Task to complete ▸
Rewrite every line of the material below, replacing "taskbar-app-button" with "taskbar-button" and keeping everything else the same. Leave the pictures out of your answer.

Listing ▸
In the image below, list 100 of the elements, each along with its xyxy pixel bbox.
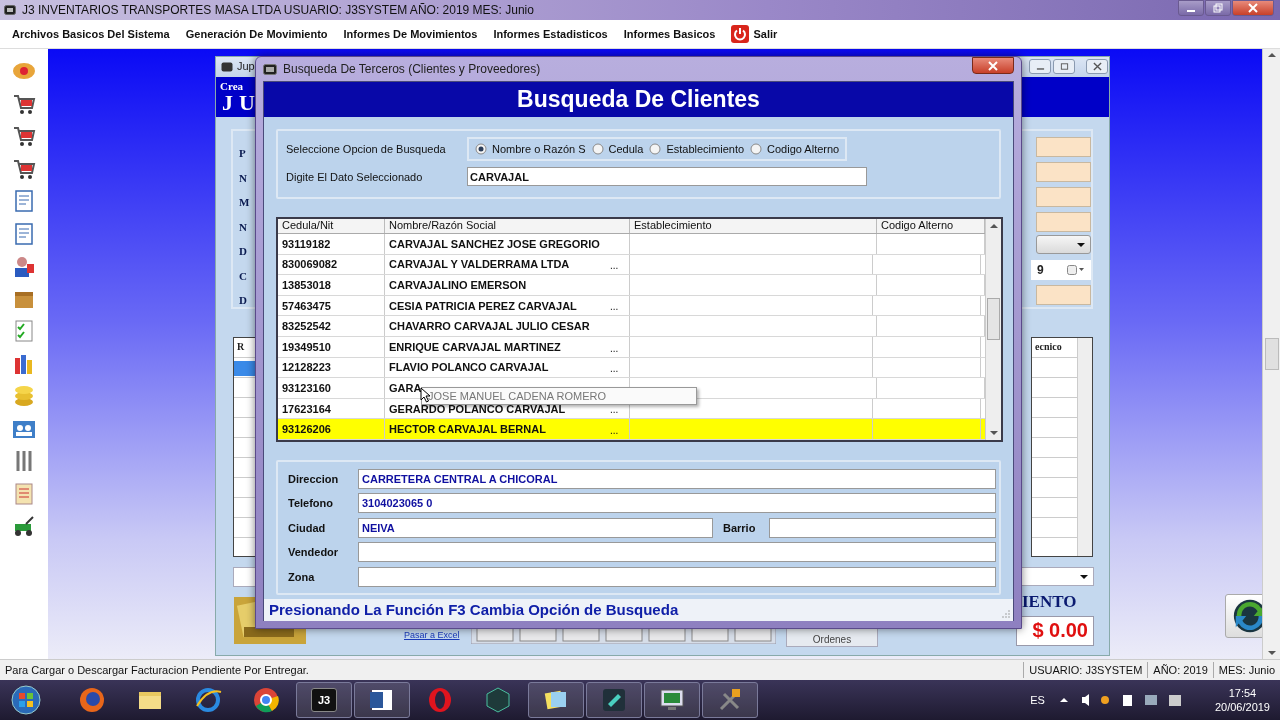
taskbar-app-button[interactable] <box>644 682 700 718</box>
scrollbar[interactable] <box>985 219 1001 440</box>
taskbar-app-button[interactable]: J3 <box>296 682 352 718</box>
input-field[interactable] <box>358 566 996 587</box>
field-label: Seleccione Opcion de Busqueda <box>286 143 447 155</box>
input-field[interactable] <box>1036 212 1091 232</box>
calendar-icon[interactable] <box>1067 265 1085 275</box>
minimize-button[interactable] <box>1029 59 1051 74</box>
taskbar-app-button[interactable] <box>702 682 758 718</box>
app-icon <box>221 62 233 72</box>
scroll-down-icon[interactable] <box>1267 651 1276 655</box>
close-button[interactable] <box>1086 59 1108 74</box>
input-field[interactable] <box>1036 187 1091 207</box>
more-button[interactable]: ... <box>610 343 626 354</box>
field-label: P <box>239 147 246 159</box>
radio-button[interactable] <box>591 143 604 155</box>
clock-date: 20/06/2019 <box>1214 700 1270 714</box>
date-field[interactable]: 9 <box>1031 260 1091 280</box>
more-button[interactable]: ... <box>610 302 626 313</box>
power-icon <box>731 25 750 43</box>
resize-grip-icon[interactable] <box>1002 609 1010 618</box>
table-row[interactable]: 13853018 CARVAJALINO EMERSON <box>278 275 985 296</box>
input-field[interactable] <box>1036 137 1091 157</box>
menu-item[interactable]: Archivos Basicos Del Sistema <box>6 28 176 40</box>
taskbar-app-button[interactable] <box>586 682 642 718</box>
table-cell: 830069082 <box>278 254 385 275</box>
field-label: N <box>239 220 247 233</box>
table-row[interactable]: 57463475 CESIA PATRICIA PEREZ CARVAJAL ... <box>278 295 985 317</box>
maximize-button[interactable] <box>1053 59 1075 74</box>
menu-item[interactable]: Informes Basicos <box>617 28 722 40</box>
field-label: D <box>239 294 247 306</box>
field-label: Vendedor <box>288 546 340 559</box>
table-cell: 13853018 <box>278 275 385 295</box>
input-field[interactable]: NEIVA <box>358 517 713 538</box>
radio-option[interactable]: Establecimiento <box>647 143 747 155</box>
minimize-icon <box>1187 10 1195 12</box>
close-button[interactable] <box>1232 0 1274 16</box>
scroll-up-icon[interactable] <box>1267 53 1276 57</box>
more-button[interactable]: ... <box>610 261 626 272</box>
export-link[interactable]: Pasar a Excel <box>404 630 460 640</box>
exit-menu-item[interactable]: Salir <box>725 25 784 43</box>
radio-option[interactable]: Codigo Alterno <box>748 143 842 155</box>
input-field[interactable] <box>769 517 996 538</box>
taskbar-app-button[interactable] <box>354 682 410 718</box>
menu-item[interactable]: Generación De Movimiento <box>179 28 334 40</box>
sync-button[interactable] <box>1225 594 1262 638</box>
close-icon <box>1092 62 1102 71</box>
total-heading: IENTO <box>1022 592 1077 612</box>
more-button[interactable]: ... <box>610 364 626 375</box>
input-field[interactable] <box>1036 285 1091 305</box>
input-field[interactable] <box>358 542 996 563</box>
close-button[interactable] <box>972 57 1014 74</box>
more-button[interactable]: ... <box>610 425 626 436</box>
header-text: Crea <box>220 80 243 92</box>
radio-button[interactable] <box>475 143 487 155</box>
hexagon-icon <box>484 686 512 714</box>
browser-icon <box>194 686 222 714</box>
input-field[interactable]: 3104023065 0 <box>358 493 996 514</box>
scroll-thumb[interactable] <box>987 298 1000 341</box>
scroll-down-icon[interactable] <box>989 430 998 435</box>
status-panel: USUARIO: J3SYSTEM <box>1023 662 1148 678</box>
taskbar-app-button[interactable] <box>528 682 584 718</box>
scroll-thumb[interactable] <box>1264 338 1279 370</box>
more-button[interactable]: ... <box>610 405 626 416</box>
scrollbar[interactable] <box>1077 338 1092 556</box>
scrollbar[interactable] <box>1262 49 1280 659</box>
orders-button[interactable]: Ordenes <box>786 627 878 647</box>
language-indicator[interactable]: ES <box>1030 694 1045 706</box>
column-header[interactable]: Cedula/Nit <box>278 219 385 233</box>
browser-icon <box>252 686 280 714</box>
radio-button[interactable] <box>649 143 662 155</box>
window-title: J3 INVENTARIOS TRANSPORTES MASA LTDA USUARIO: J3SYSTEM AÑO: 2019 MES: Junio <box>22 3 534 17</box>
browser-icon <box>426 686 454 714</box>
tooltip: JOSE MANUEL CADENA ROMERO <box>421 387 697 405</box>
input-field[interactable]: CARRETERA CENTRAL A CHICORAL <box>358 468 996 489</box>
radio-option[interactable]: Cedula <box>589 143 646 155</box>
table-row[interactable]: 93119182 CARVAJAL SANCHEZ JOSE GREGORIO <box>278 234 985 255</box>
search-field[interactable]: CARVAJAL <box>467 167 867 186</box>
menu-item[interactable]: Informes Estadisticos <box>487 28 614 40</box>
table-row[interactable]: 93126206 HECTOR CARVAJAL BERNAL ... <box>278 419 985 440</box>
cart-icon[interactable] <box>11 124 37 148</box>
input-field[interactable] <box>1036 162 1091 182</box>
window-title: Jup <box>237 60 255 72</box>
table-cell: 93123160 <box>278 378 385 398</box>
scroll-up-icon[interactable] <box>989 224 998 228</box>
restore-button[interactable] <box>1205 0 1231 16</box>
table-row[interactable]: 830069082 CARVAJAL Y VALDERRAMA LTDA ... <box>278 254 985 276</box>
table-row[interactable]: 83252542 CHAVARRO CARVAJAL JULIO CESAR <box>278 316 985 337</box>
radio-option[interactable]: Nombre o Razón S <box>473 143 588 155</box>
table-row[interactable]: 12128223 FLAVIO POLANCO CARVAJAL ... <box>278 357 985 379</box>
column-header[interactable]: Nombre/Razón Social <box>385 219 630 233</box>
minimize-button[interactable] <box>1178 0 1204 16</box>
column-header: R <box>237 341 245 352</box>
menu-item[interactable]: Informes De Movimientos <box>337 28 484 40</box>
column-header[interactable]: Establecimiento <box>630 219 877 233</box>
radio-button[interactable] <box>750 143 763 155</box>
field-label: Direccion <box>288 472 340 485</box>
dialog-heading: Busqueda De Clientes <box>264 82 1013 117</box>
table-row[interactable]: 19349510 ENRIQUE CARVAJAL MARTINEZ ... <box>278 336 985 358</box>
status-panel: MES: Junio <box>1212 662 1280 678</box>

Written solution ▸
In the image below, list 100 of the elements, each along with its xyxy pixel bbox.
taskbar-button[interactable] <box>644 682 700 718</box>
scrollbar[interactable] <box>985 219 1001 440</box>
taskbar-button[interactable]: J3 <box>296 682 352 718</box>
input-field[interactable] <box>358 566 996 587</box>
field-label: Seleccione Opcion de Busqueda <box>286 143 447 155</box>
input-field[interactable] <box>1036 212 1091 232</box>
calendar-icon[interactable] <box>1067 265 1085 275</box>
minimize-button[interactable] <box>1029 59 1051 74</box>
taskbar-button[interactable] <box>702 682 758 718</box>
app-icon <box>221 62 233 72</box>
scroll-down-icon[interactable] <box>1267 651 1276 655</box>
close-button[interactable] <box>1086 59 1108 74</box>
input-field[interactable] <box>1036 187 1091 207</box>
more-button[interactable]: ... <box>610 343 626 354</box>
field-label: P <box>239 147 246 159</box>
radio-button[interactable] <box>591 143 604 155</box>
clock-date: 20/06/2019 <box>1214 700 1270 714</box>
date-field[interactable]: 9 <box>1031 260 1091 280</box>
more-button[interactable]: ... <box>610 302 626 313</box>
power-icon <box>731 25 750 43</box>
resize-grip-icon[interactable] <box>1002 609 1010 618</box>
table-row[interactable]: 13853018 CARVAJALINO EMERSON <box>278 275 985 296</box>
input-field[interactable] <box>1036 137 1091 157</box>
menu-item[interactable]: Archivos Basicos Del Sistema <box>6 28 176 40</box>
taskbar-button[interactable] <box>586 682 642 718</box>
table-cell: 830069082 <box>278 254 385 275</box>
field-label: N <box>239 220 247 233</box>
table-row[interactable]: 57463475 CESIA PATRICIA PEREZ CARVAJAL ... <box>278 295 985 317</box>
maximize-button[interactable] <box>1053 59 1075 74</box>
menu-item[interactable]: Informes Basicos <box>617 28 722 40</box>
field-label: D <box>239 294 247 306</box>
field-label: Vendedor <box>288 546 340 559</box>
table-cell: 13853018 <box>278 275 385 295</box>
input-field[interactable]: NEIVA <box>358 517 713 538</box>
radio-option[interactable]: Establecimiento <box>647 143 747 155</box>
minimize-icon <box>1187 10 1195 12</box>
close-button[interactable] <box>1232 0 1274 16</box>
scroll-up-icon[interactable] <box>1267 53 1276 57</box>
more-button[interactable]: ... <box>610 261 626 272</box>
export-link[interactable]: Pasar a Excel <box>404 630 460 640</box>
exit-menu-item[interactable]: Salir <box>725 25 784 43</box>
radio-option[interactable]: Codigo Alterno <box>748 143 842 155</box>
input-field[interactable] <box>769 517 996 538</box>
taskbar-button[interactable] <box>354 682 410 718</box>
menu-item[interactable]: Generación De Movimiento <box>179 28 334 40</box>
sync-button[interactable] <box>1225 594 1262 638</box>
close-icon <box>1092 62 1102 71</box>
total-heading: IENTO <box>1022 592 1077 612</box>
more-button[interactable]: ... <box>610 364 626 375</box>
input-field[interactable] <box>1036 285 1091 305</box>
input-field[interactable] <box>358 542 996 563</box>
close-button[interactable] <box>972 57 1014 74</box>
more-button[interactable]: ... <box>610 425 626 436</box>
header-text: Crea <box>220 80 243 92</box>
radio-button[interactable] <box>475 143 487 155</box>
hexagon-icon <box>484 686 512 714</box>
browser-icon <box>194 686 222 714</box>
input-field[interactable]: 3104023065 0 <box>358 493 996 514</box>
scroll-thumb[interactable] <box>987 298 1000 341</box>
scroll-down-icon[interactable] <box>989 430 998 435</box>
status-panel: USUARIO: J3SYSTEM <box>1023 662 1148 678</box>
taskbar-button[interactable] <box>528 682 584 718</box>
scroll-thumb[interactable] <box>1264 338 1279 370</box>
more-button[interactable]: ... <box>610 405 626 416</box>
scrollbar[interactable] <box>1077 338 1092 556</box>
scrollbar[interactable] <box>1262 49 1280 659</box>
orders-button[interactable]: Ordenes <box>786 627 878 647</box>
language-indicator[interactable]: ES <box>1030 694 1045 706</box>
column-header[interactable]: Cedula/Nit <box>278 219 385 233</box>
browser-icon <box>252 686 280 714</box>
radio-button[interactable] <box>649 143 662 155</box>
window-title: J3 INVENTARIOS TRANSPORTES MASA LTDA USUARIO: J3SYSTEM AÑO: 2019 MES: Junio <box>22 3 534 17</box>
browser-icon <box>426 686 454 714</box>
tooltip: JOSE MANUEL CADENA ROMERO <box>421 387 697 405</box>
input-field[interactable]: CARRETERA CENTRAL A CHICORAL <box>358 468 996 489</box>
radio-option[interactable]: Cedula <box>589 143 646 155</box>
table-row[interactable]: 93119182 CARVAJAL SANCHEZ JOSE GREGORIO <box>278 234 985 255</box>
search-field[interactable]: CARVAJAL <box>467 167 867 186</box>
menu-item[interactable]: Informes Estadisticos <box>487 28 614 40</box>
table-row[interactable]: 93126206 HECTOR CARVAJAL BERNAL ... <box>278 419 985 440</box>
cart-icon[interactable] <box>11 124 37 148</box>
input-field[interactable] <box>1036 162 1091 182</box>
window-title: Jup <box>237 60 255 72</box>
table-cell: 93123160 <box>278 378 385 398</box>
scroll-up-icon[interactable] <box>989 224 998 228</box>
restore-button[interactable] <box>1205 0 1231 16</box>
table-row[interactable]: 830069082 CARVAJAL Y VALDERRAMA LTDA ... <box>278 254 985 276</box>
table-row[interactable]: 83252542 CHAVARRO CARVAJAL JULIO CESAR <box>278 316 985 337</box>
radio-option[interactable]: Nombre o Razón S <box>473 143 588 155</box>
table-row[interactable]: 12128223 FLAVIO POLANCO CARVAJAL ... <box>278 357 985 379</box>
column-header[interactable]: Nombre/Razón Social <box>385 219 630 233</box>
minimize-button[interactable] <box>1178 0 1204 16</box>
column-header: R <box>237 341 245 352</box>
menu-item[interactable]: Informes De Movimientos <box>337 28 484 40</box>
column-header[interactable]: Establecimiento <box>630 219 877 233</box>
radio-button[interactable] <box>750 143 763 155</box>
field-label: Direccion <box>288 472 340 485</box>
dialog-heading: Busqueda De Clientes <box>264 82 1013 117</box>
table-row[interactable]: 19349510 ENRIQUE CARVAJAL MARTINEZ ... <box>278 336 985 358</box>
status-panel: MES: Junio <box>1212 662 1280 678</box>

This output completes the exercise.